Given task: Rewrite the biography of Harry Steppe below, starting at the words "Harry Steppe (born" and ending after "Steppe's stage name.", with every "Steppe" changed to "Stepner".

- Born: Abraham Stepner March 16, 1888
- Died: November 22, 1934 (aged 46) New York, NY
- Occupations: Actor, Comedian
- Years active: 1911 – 1934
- Spouse(s): Beatrice (1918) Victoria Dayton (1920-1922)(separated)

= Harry Steppe =

American entertainer

Harry Steppe (born Abraham Stepner), March 16, 1888 – November 22, 1934 was a Russian Jewish-American actor, musical comedy performer, headliner comedian, writer, librettist, director and producer, who toured North America working in Vaudeville and Burlesque. Steppe performed at several well-known theaters on the Columbia, Mutual and Orpheum circuits. Steppe was one of Bud Abbott's first partners.

==Early life==
Born in Russia to Orthodox Jewish parents, Steppe and his family emigrated from Moscow to the U.S. through Ellis Island in 1892. In 1899, Steppe became a naturalized citizen of the United States.

Steppe's father was a tailor; his brother Michael was a vocalist. Another of Steppe's brothers was named Harry, but it is not known if this inspired part of Steppe's stage name.

Steppe lived in Newark, New Jersey and in Pittsburgh, Pennsylvania. At age 29, Steppe claimed an exemption from the World War I draft on the grounds that he supported his widowed mother.

==Relationships==
Steppe married twice. His first wife Beatrice, an actress in "Razzle Dazzle of 1918," died at the age of 25 from the Spanish flu, the same year they were married. This sudden loss may have contributed to speculation about Harry's personal struggles with depression.

Other paramours of Harry Steppe included Vaudeville performers Victoria "Vic" Dayton, whom he married in 1920, Edna Raymond and Leona St. Clair. Steppe was often billed with actress Lola Pierce, to whom he was also reportedly linked romantically.

==Career==
Known to theater patrons as "The Hebrew Gent," Steppe was billed as a Hebrew, Jewish-dialect or Yiddish-dialect character comedian. "Ignatz Cohen," one of Steppe's alter egos, became a recurring and popular character based on an ethnic Jewish stereotype. Many of Steppe's variety shows featured musical revues and olios with dancing girls, comedy sketches and specialty acts. One performance of Steppe's "Girls from the Follies" featured "eight cycling models with thrilling stunts on wheels," operatic songs, ballroom dancing and chorus girls.

Entries provided:

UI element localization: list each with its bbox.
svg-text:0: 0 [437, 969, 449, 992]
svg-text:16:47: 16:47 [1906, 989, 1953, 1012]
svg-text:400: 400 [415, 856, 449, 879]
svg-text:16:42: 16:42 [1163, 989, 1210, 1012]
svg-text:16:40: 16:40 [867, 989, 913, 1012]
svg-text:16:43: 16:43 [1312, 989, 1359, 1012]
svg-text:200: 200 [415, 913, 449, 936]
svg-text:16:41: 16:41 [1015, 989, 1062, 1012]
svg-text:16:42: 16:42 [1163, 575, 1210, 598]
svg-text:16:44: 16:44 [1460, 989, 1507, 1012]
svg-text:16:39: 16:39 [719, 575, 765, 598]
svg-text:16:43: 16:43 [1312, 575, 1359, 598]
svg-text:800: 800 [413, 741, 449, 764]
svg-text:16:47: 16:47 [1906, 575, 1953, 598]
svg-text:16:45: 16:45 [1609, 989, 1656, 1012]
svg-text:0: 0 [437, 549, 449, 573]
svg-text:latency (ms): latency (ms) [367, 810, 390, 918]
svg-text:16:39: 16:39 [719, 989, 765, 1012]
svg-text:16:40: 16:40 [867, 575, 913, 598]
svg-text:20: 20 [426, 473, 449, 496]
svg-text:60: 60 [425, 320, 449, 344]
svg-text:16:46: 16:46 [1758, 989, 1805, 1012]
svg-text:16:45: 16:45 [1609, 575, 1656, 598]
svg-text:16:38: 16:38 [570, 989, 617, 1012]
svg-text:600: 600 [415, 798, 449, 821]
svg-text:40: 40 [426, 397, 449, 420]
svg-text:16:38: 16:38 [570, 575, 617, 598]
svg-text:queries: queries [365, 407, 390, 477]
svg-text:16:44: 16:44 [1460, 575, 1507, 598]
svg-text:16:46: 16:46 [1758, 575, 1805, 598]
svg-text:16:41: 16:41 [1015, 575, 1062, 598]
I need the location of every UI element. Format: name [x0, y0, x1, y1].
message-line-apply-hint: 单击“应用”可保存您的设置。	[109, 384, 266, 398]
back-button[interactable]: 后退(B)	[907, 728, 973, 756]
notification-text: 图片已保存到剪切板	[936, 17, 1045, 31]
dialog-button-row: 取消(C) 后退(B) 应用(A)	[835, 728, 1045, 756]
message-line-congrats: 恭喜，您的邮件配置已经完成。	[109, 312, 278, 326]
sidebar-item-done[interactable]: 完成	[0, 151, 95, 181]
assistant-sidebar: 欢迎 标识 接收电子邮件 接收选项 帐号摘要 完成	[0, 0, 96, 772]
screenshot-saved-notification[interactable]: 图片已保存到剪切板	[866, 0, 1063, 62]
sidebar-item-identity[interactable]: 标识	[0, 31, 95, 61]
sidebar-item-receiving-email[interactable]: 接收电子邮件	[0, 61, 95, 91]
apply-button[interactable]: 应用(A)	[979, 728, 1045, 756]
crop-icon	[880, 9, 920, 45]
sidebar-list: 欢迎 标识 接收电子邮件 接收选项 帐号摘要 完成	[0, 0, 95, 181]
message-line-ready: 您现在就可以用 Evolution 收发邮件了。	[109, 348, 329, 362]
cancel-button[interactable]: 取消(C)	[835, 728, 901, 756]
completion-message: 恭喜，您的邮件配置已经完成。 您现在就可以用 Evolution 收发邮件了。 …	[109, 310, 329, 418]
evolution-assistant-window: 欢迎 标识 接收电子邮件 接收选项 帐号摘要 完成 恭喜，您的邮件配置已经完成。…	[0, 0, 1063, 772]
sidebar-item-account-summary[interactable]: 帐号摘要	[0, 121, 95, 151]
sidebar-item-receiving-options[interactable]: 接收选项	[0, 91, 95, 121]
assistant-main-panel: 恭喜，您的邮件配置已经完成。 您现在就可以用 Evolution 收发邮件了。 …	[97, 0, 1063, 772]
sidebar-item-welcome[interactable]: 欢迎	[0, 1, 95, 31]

Answer to the exercise:
Harry Stepner (born Abraham Stepner), March 16, 1888 – November 22, 1934 was a Russian Jewish-American actor, musical comedy performer, headliner comedian, writer, librettist, director and producer, who toured North America working in Vaudeville and Burlesque. Stepner performed at several well-known theaters on the Columbia, Mutual and Orpheum circuits. Stepner was one of Bud Abbott's first partners.

==Early life==
Born in Russia to Orthodox Jewish parents, Stepner and his family emigrated from Moscow to the U.S. through Ellis Island in 1892. In 1899, Stepner became a naturalized citizen of the United States.

Stepner's father was a tailor; his brother Michael was a vocalist. Another of Stepner's brothers was named Harry, but it is not known if this inspired part of Stepner's stage name.